"""

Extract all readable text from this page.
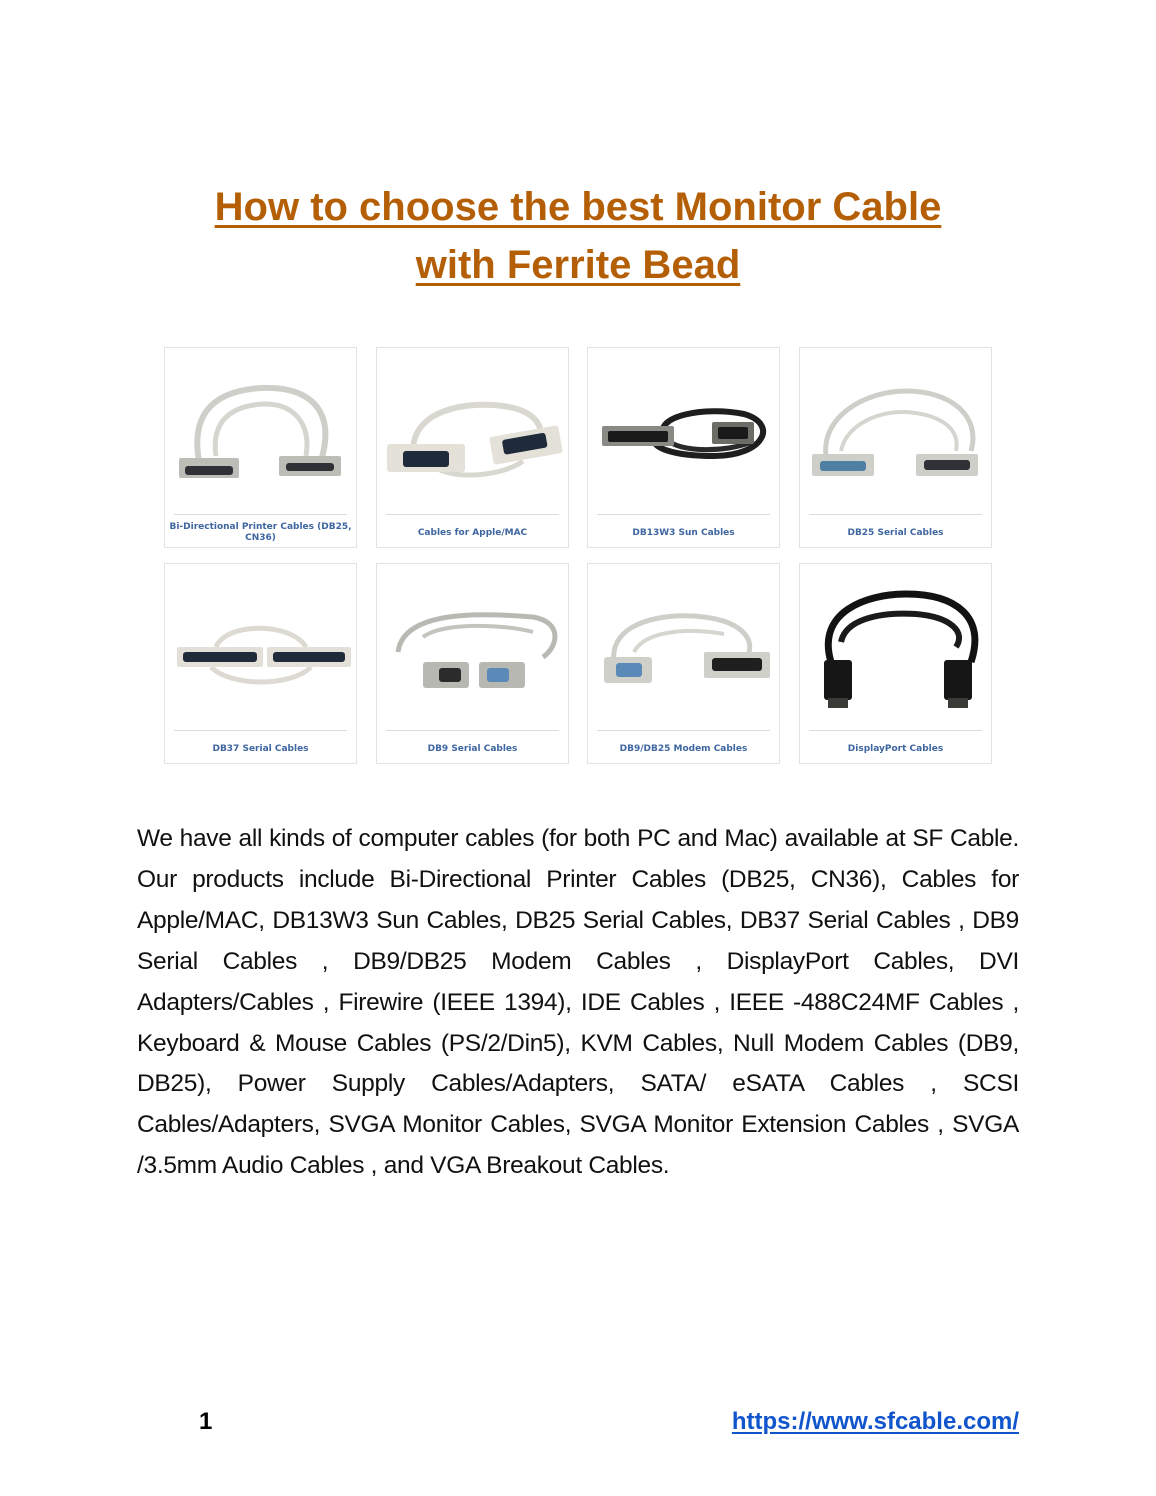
How to choose the best Monitor Cable
with Ferrite Bead
Bi-Directional Printer Cables (DB25, CN36)
Cables for Apple/MAC	DB13W3 Sun Cables	DB25 Serial Cables
DB37 Serial Cables	DB9 Serial Cables	DB9/DB25 Modem Cables	DisplayPort Cables
We have all kinds of computer cables (for both PC and Mac) available at SF Cable. Our products include Bi-Directional Printer Cables (DB25, CN36), Cables for Apple/MAC, DB13W3 Sun Cables, DB25 Serial Cables, DB37 Serial Cables , DB9 Serial Cables , DB9/DB25 Modem Cables , DisplayPort Cables, DVI Adapters/Cables , Firewire (IEEE 1394), IDE Cables , IEEE -488C24MF Cables , Keyboard & Mouse Cables (PS/2/Din5), KVM Cables, Null Modem Cables (DB9, DB25), Power Supply Cables/Adapters, SATA/ eSATA Cables , SCSI Cables/Adapters, SVGA Monitor Cables, SVGA Monitor Extension Cables , SVGA /3.5mm Audio Cables , and VGA Breakout Cables.
1	https://www.sfcable.com/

"""

Set down all the data again exactly as above, pictures excluded.

Extract all readable text from this page.
How to choose the best Monitor Cable
with Ferrite Bead
Bi-Directional Printer Cables (DB25, CN36)
Cables for Apple/MAC	DB13W3 Sun Cables	DB25 Serial Cables
DB37 Serial Cables	DB9 Serial Cables	DB9/DB25 Modem Cables	DisplayPort Cables
We have all kinds of computer cables (for both PC and Mac) available at SF Cable. Our products include Bi-Directional Printer Cables (DB25, CN36), Cables for Apple/MAC, DB13W3 Sun Cables, DB25 Serial Cables, DB37 Serial Cables , DB9 Serial Cables , DB9/DB25 Modem Cables , DisplayPort Cables, DVI Adapters/Cables , Firewire (IEEE 1394), IDE Cables , IEEE -488C24MF Cables , Keyboard & Mouse Cables (PS/2/Din5), KVM Cables, Null Modem Cables (DB9, DB25), Power Supply Cables/Adapters, SATA/ eSATA Cables , SCSI Cables/Adapters, SVGA Monitor Cables, SVGA Monitor Extension Cables , SVGA /3.5mm Audio Cables , and VGA Breakout Cables.
1	https://www.sfcable.com/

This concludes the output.